Passage for review:
Frequently Asked Questions

Answers to common questions about Stelae, static WordPress, pricing, and what to expect.

General

What is Stelae?
Stelae is a static WordPress hosting service. You get a private WordPress editor in an isolated Docker container, use it to build your site, then export the site as static HTML/CSS/JS files. You host the static files wherever you like: free EU hosting, Cloudflare, or any git host. The WordPress container sleeps when you’re not editing.
How is this different from regular WordPress hosting?
Regular WordPress hosting runs PHP and a database on every page visit. Stelae only runs WordPress while you’re editing. Visitors see static HTML files: no PHP, no database, no login page, no attack surface. This means better security, better performance, and lower hosting costs.
How is this different from Simply Static or WP2Static?
Simply Static and WP2Static are WordPress plugins that generate static exports from an existing WordPress installation. To use them, you need WordPress running somewhere, either locally (which means a database, PHP, and something like MAMP on your machine) or on a hosted server (which already costs more than Stelae per year). Stelae handles all of that: you get a managed WordPress container in the cloud that exists only for editing, accessible from any device, with the export pipeline built into the platform. Nothing to install locally, nothing to maintain, and you don’t need to expose WordPress to the internet.
Why is Stelae cheaper than other managed-WordPress services?
The architecture. Most managed-WordPress hosts run a public-facing WordPress instance for every site, 24/7: PHP, MariaDB, the full attack surface, each one getting probed by every WordPress vulnerability scanner on the internet. That means constant patching, hardening, monitoring, and incident response. Stelae only runs your WordPress while you’re editing. The rest of the time it’s a stopped container using zero resources, and visitors only ever see static HTML on your chosen host. No public PHP means no PHP exploits, no botnet probing, no overnight CVE response. The ops cost goes way down, and the savings go into the price.

Data supplied:
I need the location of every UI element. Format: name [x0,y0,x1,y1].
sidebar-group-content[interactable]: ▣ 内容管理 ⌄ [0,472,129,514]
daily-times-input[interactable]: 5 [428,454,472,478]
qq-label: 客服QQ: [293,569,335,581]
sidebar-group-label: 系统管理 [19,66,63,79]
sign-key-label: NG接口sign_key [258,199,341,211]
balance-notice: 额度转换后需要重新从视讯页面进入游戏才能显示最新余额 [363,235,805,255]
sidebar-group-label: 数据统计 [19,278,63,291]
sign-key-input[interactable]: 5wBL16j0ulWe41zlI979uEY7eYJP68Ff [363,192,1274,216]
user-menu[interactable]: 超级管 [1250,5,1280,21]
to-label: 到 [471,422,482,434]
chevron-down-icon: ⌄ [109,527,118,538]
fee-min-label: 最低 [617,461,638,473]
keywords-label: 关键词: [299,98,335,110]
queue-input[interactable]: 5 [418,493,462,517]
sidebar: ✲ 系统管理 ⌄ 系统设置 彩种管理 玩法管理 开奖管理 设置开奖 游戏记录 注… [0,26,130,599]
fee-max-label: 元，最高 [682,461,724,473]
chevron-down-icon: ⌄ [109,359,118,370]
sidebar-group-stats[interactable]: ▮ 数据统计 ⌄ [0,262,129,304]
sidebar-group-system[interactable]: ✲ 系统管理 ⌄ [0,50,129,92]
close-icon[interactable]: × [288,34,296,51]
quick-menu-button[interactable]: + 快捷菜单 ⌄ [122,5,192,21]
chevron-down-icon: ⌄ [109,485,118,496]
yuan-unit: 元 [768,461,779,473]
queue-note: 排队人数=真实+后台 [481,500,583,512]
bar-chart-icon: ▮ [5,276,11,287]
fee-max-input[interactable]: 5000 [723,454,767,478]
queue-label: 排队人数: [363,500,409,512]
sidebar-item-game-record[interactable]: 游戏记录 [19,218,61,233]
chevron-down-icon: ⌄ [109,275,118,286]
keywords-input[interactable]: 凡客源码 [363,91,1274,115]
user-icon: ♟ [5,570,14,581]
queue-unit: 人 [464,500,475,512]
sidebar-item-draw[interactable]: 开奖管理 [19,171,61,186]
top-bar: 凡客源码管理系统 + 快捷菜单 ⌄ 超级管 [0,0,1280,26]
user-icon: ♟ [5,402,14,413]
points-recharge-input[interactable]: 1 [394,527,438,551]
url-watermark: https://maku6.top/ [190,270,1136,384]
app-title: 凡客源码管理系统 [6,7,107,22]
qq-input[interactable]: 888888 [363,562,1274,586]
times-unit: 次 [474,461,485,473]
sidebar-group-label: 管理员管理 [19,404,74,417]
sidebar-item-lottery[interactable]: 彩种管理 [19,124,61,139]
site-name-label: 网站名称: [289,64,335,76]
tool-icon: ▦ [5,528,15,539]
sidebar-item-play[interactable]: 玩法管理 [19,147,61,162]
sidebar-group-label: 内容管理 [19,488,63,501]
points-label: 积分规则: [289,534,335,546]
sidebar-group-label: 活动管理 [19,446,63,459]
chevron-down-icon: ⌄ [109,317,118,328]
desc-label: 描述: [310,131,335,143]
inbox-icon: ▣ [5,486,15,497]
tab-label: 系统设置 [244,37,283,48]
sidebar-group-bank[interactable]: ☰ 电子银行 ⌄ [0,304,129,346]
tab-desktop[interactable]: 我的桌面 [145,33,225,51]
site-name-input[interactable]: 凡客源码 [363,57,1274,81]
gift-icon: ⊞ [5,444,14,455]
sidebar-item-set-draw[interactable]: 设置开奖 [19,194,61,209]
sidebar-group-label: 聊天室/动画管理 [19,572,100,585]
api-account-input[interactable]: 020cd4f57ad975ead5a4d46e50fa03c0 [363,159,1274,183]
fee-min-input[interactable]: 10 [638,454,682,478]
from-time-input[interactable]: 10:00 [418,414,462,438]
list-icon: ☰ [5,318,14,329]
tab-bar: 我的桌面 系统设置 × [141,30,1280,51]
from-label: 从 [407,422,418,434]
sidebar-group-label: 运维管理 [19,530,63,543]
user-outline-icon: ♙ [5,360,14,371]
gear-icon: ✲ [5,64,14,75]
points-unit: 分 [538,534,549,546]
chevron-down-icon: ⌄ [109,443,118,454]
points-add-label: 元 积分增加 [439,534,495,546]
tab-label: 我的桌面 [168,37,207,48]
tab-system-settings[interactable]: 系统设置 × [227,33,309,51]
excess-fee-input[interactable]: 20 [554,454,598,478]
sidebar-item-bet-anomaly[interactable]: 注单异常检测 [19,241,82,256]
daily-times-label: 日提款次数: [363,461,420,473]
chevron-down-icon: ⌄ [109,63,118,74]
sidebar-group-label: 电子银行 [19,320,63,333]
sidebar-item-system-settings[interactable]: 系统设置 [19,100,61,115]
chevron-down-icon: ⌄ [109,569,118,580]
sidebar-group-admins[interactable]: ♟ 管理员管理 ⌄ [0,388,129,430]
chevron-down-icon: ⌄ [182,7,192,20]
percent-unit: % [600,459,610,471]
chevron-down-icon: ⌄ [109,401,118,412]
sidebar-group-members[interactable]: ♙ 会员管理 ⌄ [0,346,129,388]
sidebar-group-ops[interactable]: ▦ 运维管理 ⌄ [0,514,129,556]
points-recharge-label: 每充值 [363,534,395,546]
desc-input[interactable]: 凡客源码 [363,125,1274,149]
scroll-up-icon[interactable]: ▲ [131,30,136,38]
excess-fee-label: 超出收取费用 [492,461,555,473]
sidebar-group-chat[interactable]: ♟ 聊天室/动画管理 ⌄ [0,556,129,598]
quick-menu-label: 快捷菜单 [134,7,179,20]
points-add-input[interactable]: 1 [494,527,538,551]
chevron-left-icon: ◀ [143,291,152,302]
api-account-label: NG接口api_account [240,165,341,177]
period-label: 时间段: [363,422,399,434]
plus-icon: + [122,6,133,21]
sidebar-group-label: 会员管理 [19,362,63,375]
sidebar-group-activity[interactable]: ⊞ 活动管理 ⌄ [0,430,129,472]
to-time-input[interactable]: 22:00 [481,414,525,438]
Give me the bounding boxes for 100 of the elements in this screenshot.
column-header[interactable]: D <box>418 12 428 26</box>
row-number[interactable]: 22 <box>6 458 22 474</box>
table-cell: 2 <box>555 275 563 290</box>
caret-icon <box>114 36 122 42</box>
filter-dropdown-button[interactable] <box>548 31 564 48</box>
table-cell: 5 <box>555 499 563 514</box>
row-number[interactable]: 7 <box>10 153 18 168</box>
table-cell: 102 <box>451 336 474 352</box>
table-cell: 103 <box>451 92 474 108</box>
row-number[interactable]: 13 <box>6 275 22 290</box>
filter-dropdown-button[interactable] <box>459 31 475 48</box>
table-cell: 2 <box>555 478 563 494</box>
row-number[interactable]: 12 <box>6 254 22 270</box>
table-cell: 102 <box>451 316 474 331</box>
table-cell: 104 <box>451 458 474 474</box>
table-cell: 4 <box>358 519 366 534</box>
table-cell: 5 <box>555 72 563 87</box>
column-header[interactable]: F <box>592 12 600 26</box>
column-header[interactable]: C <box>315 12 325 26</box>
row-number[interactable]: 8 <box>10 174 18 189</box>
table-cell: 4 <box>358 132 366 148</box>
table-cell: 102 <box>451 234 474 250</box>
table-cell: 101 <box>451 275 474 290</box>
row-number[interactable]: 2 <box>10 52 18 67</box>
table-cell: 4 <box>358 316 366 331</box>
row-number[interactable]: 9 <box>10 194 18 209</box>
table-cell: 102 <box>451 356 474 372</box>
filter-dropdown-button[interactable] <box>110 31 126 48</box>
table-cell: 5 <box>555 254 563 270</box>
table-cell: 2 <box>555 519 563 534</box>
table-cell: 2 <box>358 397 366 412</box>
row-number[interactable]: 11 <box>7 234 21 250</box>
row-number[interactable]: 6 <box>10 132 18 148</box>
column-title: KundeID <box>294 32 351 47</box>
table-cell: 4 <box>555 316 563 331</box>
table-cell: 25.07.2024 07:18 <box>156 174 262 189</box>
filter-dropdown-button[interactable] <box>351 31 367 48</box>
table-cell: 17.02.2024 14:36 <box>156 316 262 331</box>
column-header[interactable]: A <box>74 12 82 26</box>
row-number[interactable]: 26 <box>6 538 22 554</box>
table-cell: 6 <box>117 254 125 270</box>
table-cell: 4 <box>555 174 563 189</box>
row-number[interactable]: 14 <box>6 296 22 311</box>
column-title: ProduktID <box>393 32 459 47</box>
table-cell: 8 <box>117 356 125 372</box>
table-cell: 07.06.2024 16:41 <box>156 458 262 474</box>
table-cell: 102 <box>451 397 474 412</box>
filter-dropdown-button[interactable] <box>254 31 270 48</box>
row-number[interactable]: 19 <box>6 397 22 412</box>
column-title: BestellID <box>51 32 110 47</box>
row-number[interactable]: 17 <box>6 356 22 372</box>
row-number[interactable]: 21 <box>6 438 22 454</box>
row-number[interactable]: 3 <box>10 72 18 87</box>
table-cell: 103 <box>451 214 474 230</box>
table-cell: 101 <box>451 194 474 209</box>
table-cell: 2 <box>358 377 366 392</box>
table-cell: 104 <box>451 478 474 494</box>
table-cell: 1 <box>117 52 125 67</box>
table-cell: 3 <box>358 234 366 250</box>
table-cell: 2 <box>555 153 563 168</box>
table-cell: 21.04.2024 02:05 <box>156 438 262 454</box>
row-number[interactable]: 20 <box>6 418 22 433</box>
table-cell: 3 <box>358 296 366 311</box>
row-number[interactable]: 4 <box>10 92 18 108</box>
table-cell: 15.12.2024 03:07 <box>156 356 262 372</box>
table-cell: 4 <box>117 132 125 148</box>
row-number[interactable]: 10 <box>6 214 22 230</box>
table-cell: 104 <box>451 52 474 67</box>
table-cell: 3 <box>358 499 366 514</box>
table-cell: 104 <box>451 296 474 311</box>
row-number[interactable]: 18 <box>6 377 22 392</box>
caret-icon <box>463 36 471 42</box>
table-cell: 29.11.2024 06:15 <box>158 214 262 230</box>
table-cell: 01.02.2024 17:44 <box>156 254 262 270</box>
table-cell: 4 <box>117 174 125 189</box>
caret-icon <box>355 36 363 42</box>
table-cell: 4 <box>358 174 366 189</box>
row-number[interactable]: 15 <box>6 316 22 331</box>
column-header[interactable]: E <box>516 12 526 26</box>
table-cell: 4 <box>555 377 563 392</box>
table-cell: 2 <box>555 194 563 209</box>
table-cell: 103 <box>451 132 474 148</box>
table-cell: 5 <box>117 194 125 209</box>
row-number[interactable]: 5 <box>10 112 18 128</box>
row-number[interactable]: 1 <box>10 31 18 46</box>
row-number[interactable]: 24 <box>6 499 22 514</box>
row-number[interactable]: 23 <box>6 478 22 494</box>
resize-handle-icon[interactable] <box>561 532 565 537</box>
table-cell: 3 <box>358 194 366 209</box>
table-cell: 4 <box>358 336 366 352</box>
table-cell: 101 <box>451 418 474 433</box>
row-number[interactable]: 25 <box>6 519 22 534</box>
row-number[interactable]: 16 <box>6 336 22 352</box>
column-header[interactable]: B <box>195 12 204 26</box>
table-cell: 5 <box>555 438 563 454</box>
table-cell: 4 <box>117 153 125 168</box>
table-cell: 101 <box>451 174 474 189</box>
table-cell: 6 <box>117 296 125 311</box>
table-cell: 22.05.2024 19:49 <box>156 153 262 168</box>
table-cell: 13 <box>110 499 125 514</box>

Task item A:
Translate this sentence from the Stelae FAQ into Spanish: "Stelae only runs WordPress while you’re editing."
Task item B:
Resume the Stelae FAQ right after its last answer, the one ending "the savings go into the price."
The data shown here is separate material, apart from the Stelae FAQ.

Written reply A:
Stelae solo ejecuta WordPress mientras estás editando.

Written reply B:
Pricing & Billing

How much does Stelae cost?
€19.90 per year per site. One plan. No tiers, no upsells, no usage-based pricing. The same deal for everyone.

During public beta, sites are free and no card is required. When the beta ends, sites convert to the paid plan with at least 30 days’ notice and a clear opt-out (see below).
Are there hidden costs?
No. The €19.90 covers your WordPress container, the export pipeline, and auto-deploy to statichost.eu (recommended), via git push, or to Cloudflare Workers. Your static hosting costs depend on where you deploy. Statichost.eu, GitHub Pages, Cloudflare Workers, and Netlify all have generous free tiers that cover most personal and small-business sites.
Can I cancel at any time?
Yes. During public beta there’s nothing to charge, so cancellation just deletes the subscription and stops the editor. Once paid plans begin, when you cancel a paid subscription your site stays active until the end of the paid period; after that, the WordPress container is suspended. Your static site continues to run wherever you deployed it. It doesn’t depend on Stelae. You can download both the static export and a full WordPress backup before your subscription ends.
What happens to my site if I don’t renew?
Your WordPress container is suspended (editor becomes inaccessible). Your WordPress files and database are kept for 365 days in case you want to resubscribe. After 365 days of inactivity, they’re deleted. Your static site continues to work on whatever host you deployed it to.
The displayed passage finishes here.